* _THE REQUEST_: Count the lines that include the string "Spectrum", and give only that number.

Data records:
- - -

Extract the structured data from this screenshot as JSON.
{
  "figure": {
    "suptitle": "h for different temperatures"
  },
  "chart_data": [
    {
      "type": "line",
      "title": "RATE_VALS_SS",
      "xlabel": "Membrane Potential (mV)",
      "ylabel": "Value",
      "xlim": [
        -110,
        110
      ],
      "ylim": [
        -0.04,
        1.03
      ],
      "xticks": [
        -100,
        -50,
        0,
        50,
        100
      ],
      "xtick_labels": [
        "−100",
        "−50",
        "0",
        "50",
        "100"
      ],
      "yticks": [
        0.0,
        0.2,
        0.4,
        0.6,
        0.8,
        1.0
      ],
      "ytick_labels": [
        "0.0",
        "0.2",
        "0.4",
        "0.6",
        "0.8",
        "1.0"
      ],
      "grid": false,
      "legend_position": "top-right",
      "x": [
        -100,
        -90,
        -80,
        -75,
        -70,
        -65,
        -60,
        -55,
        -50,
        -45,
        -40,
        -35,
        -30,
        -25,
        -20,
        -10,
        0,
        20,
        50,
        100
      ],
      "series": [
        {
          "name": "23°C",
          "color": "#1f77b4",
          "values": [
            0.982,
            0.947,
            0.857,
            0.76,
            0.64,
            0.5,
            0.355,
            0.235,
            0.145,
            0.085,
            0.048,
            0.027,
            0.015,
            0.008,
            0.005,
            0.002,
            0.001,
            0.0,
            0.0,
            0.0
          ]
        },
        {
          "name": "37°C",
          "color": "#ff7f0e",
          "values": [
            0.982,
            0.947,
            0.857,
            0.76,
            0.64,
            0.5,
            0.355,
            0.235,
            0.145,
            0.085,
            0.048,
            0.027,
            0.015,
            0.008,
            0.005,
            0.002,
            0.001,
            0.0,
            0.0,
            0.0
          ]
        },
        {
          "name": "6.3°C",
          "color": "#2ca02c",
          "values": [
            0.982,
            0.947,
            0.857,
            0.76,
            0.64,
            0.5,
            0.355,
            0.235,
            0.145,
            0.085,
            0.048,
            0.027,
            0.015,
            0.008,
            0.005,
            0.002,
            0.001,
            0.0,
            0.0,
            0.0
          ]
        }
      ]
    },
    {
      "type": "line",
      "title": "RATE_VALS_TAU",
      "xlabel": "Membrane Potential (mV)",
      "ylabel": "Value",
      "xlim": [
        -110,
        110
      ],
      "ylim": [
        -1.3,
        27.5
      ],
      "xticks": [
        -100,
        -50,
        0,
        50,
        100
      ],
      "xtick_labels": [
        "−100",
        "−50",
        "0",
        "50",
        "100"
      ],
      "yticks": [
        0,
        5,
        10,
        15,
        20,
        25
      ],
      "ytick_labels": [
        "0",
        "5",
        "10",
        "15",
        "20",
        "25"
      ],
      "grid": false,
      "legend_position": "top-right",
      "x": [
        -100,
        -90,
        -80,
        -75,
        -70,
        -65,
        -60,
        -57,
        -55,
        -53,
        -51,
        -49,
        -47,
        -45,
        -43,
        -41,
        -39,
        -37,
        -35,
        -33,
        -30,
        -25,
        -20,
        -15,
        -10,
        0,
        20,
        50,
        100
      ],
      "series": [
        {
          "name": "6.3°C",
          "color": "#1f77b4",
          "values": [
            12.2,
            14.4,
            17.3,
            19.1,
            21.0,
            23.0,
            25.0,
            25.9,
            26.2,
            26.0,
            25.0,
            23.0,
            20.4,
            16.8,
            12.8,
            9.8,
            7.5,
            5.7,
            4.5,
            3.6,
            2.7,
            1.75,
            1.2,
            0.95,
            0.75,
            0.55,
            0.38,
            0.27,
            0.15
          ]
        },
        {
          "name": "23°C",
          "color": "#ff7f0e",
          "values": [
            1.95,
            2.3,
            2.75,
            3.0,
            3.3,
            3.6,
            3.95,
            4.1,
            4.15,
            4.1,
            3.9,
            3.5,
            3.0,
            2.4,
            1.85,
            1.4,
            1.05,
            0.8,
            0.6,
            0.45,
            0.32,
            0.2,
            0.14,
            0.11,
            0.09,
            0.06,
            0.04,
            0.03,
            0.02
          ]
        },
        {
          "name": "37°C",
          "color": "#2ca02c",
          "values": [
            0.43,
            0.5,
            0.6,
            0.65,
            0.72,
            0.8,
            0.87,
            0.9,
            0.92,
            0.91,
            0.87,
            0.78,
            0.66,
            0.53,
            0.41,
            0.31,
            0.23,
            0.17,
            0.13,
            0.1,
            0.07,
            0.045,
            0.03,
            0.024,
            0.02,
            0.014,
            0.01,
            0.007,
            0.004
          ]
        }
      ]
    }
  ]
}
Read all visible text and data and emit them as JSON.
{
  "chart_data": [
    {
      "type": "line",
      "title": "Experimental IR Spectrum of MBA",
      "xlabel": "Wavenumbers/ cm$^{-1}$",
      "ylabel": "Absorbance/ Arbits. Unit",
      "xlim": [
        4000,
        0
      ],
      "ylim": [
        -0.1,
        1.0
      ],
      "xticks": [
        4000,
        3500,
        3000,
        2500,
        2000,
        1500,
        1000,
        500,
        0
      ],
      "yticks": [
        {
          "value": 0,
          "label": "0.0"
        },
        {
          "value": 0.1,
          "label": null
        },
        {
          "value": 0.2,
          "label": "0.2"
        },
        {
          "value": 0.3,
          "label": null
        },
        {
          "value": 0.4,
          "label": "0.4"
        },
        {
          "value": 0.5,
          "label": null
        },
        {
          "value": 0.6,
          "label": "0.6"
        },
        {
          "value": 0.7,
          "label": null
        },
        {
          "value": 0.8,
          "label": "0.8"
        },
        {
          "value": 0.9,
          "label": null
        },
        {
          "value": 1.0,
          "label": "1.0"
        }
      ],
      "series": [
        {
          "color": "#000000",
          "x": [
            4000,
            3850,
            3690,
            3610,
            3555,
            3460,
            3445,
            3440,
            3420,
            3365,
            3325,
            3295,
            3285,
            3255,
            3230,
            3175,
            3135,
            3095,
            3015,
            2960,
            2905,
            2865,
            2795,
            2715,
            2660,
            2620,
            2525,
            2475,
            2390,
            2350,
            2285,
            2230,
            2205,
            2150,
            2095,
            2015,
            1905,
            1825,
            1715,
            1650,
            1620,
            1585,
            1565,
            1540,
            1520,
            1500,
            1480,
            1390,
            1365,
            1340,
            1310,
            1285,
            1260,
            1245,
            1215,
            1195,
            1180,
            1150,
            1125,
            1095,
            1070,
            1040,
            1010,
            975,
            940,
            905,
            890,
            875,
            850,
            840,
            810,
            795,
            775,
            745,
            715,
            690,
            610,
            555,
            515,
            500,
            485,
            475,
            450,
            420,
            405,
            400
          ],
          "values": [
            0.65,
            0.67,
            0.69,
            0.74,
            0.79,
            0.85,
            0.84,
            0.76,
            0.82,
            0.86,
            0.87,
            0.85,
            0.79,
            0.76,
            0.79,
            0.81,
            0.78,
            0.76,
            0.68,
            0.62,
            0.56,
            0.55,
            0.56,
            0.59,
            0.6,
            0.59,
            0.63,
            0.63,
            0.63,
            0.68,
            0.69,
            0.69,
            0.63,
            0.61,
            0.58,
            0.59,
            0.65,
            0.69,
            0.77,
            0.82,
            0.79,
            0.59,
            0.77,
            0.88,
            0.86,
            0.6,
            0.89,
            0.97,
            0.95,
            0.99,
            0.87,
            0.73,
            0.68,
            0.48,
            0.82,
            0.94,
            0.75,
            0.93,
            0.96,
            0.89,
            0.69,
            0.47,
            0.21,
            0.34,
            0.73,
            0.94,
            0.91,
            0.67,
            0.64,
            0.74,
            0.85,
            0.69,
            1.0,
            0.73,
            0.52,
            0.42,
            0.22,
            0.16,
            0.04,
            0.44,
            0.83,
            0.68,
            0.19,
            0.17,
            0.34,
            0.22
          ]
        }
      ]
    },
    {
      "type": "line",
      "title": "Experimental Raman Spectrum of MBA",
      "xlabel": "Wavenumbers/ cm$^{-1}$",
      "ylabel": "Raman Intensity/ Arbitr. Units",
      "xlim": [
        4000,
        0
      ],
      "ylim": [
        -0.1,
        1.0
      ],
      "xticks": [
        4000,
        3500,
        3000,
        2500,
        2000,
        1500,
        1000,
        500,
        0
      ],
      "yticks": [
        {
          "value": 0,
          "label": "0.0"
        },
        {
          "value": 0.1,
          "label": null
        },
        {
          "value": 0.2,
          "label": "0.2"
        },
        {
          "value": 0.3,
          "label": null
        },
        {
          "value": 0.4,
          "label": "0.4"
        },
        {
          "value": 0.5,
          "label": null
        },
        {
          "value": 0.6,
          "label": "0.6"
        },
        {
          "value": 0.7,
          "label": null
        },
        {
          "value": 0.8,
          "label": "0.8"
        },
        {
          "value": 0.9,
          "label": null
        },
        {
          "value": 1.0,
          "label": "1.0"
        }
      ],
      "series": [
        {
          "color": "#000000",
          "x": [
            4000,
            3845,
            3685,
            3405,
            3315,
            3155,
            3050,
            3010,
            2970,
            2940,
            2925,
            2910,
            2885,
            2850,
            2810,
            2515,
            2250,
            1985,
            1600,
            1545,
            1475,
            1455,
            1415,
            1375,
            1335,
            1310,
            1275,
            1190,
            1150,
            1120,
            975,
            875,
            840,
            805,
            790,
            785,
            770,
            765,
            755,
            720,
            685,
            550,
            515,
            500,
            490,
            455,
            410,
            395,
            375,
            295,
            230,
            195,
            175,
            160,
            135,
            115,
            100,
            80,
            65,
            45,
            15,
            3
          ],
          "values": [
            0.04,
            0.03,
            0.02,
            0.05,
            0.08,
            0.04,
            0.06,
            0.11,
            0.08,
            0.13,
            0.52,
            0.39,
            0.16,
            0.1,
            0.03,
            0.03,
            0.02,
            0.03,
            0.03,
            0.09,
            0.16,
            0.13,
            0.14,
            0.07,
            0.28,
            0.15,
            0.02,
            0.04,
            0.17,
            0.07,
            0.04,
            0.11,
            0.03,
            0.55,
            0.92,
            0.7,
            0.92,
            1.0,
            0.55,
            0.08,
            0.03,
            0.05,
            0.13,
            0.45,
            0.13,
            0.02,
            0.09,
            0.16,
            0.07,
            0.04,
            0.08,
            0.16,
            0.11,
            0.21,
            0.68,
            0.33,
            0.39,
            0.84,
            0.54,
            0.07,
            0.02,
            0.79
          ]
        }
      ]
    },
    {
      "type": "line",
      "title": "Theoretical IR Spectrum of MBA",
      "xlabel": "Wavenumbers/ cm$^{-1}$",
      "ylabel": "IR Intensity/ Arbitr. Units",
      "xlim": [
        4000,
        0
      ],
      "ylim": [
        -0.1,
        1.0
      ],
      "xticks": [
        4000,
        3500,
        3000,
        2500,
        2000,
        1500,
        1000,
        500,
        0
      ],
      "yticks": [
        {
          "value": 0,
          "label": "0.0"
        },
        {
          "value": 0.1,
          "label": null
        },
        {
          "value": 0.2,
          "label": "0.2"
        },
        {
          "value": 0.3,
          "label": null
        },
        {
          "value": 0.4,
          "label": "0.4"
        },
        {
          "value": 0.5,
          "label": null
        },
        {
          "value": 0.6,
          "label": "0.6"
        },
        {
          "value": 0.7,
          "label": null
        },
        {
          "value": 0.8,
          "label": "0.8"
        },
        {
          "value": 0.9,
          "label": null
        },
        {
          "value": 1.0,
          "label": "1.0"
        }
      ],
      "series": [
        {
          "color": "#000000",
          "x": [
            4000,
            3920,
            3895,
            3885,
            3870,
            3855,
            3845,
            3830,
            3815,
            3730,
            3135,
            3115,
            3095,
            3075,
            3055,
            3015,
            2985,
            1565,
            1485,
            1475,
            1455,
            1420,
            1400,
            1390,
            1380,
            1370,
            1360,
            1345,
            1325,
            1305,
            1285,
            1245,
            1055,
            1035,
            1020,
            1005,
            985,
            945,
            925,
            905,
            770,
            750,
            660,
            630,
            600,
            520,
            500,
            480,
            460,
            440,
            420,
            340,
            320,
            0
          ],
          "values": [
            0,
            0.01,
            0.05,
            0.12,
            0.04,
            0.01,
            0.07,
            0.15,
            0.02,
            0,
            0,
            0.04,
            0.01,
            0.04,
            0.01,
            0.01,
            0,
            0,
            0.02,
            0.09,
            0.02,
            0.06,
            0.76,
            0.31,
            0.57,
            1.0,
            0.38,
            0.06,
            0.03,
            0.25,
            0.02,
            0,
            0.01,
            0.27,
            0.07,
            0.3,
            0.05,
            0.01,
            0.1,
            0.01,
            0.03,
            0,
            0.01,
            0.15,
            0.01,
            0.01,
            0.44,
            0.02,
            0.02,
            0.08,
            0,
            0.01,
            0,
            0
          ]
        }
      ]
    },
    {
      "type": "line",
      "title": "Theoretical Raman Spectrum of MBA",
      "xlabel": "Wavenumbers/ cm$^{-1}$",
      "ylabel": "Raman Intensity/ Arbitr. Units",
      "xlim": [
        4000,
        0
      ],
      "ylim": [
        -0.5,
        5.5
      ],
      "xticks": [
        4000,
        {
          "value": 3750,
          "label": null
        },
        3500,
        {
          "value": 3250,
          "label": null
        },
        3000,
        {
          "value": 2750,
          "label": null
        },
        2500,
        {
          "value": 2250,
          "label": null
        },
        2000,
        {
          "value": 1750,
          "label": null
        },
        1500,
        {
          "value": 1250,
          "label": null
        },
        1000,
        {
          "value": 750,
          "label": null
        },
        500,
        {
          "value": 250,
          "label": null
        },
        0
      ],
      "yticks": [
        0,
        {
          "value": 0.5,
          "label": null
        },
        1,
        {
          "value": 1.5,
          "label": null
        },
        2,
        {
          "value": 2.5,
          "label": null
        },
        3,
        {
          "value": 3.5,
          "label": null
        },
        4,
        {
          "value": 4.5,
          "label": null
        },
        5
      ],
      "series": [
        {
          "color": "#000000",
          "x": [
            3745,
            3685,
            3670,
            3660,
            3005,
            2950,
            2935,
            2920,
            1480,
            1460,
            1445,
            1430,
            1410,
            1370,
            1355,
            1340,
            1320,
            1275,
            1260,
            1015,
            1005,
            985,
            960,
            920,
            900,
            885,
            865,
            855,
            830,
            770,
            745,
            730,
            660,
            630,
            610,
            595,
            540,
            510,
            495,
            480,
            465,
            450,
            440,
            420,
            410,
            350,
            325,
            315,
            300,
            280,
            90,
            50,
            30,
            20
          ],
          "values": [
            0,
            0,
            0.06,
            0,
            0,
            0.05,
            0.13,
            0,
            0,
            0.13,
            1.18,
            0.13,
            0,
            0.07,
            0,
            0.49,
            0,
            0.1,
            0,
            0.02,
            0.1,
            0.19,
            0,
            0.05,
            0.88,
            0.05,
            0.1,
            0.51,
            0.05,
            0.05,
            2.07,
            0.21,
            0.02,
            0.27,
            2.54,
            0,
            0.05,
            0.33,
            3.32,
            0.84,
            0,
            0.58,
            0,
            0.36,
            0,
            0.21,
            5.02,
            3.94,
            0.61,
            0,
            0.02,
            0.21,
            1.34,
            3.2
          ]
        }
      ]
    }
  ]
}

- - -

* _EXERCISE ANSWER_: 4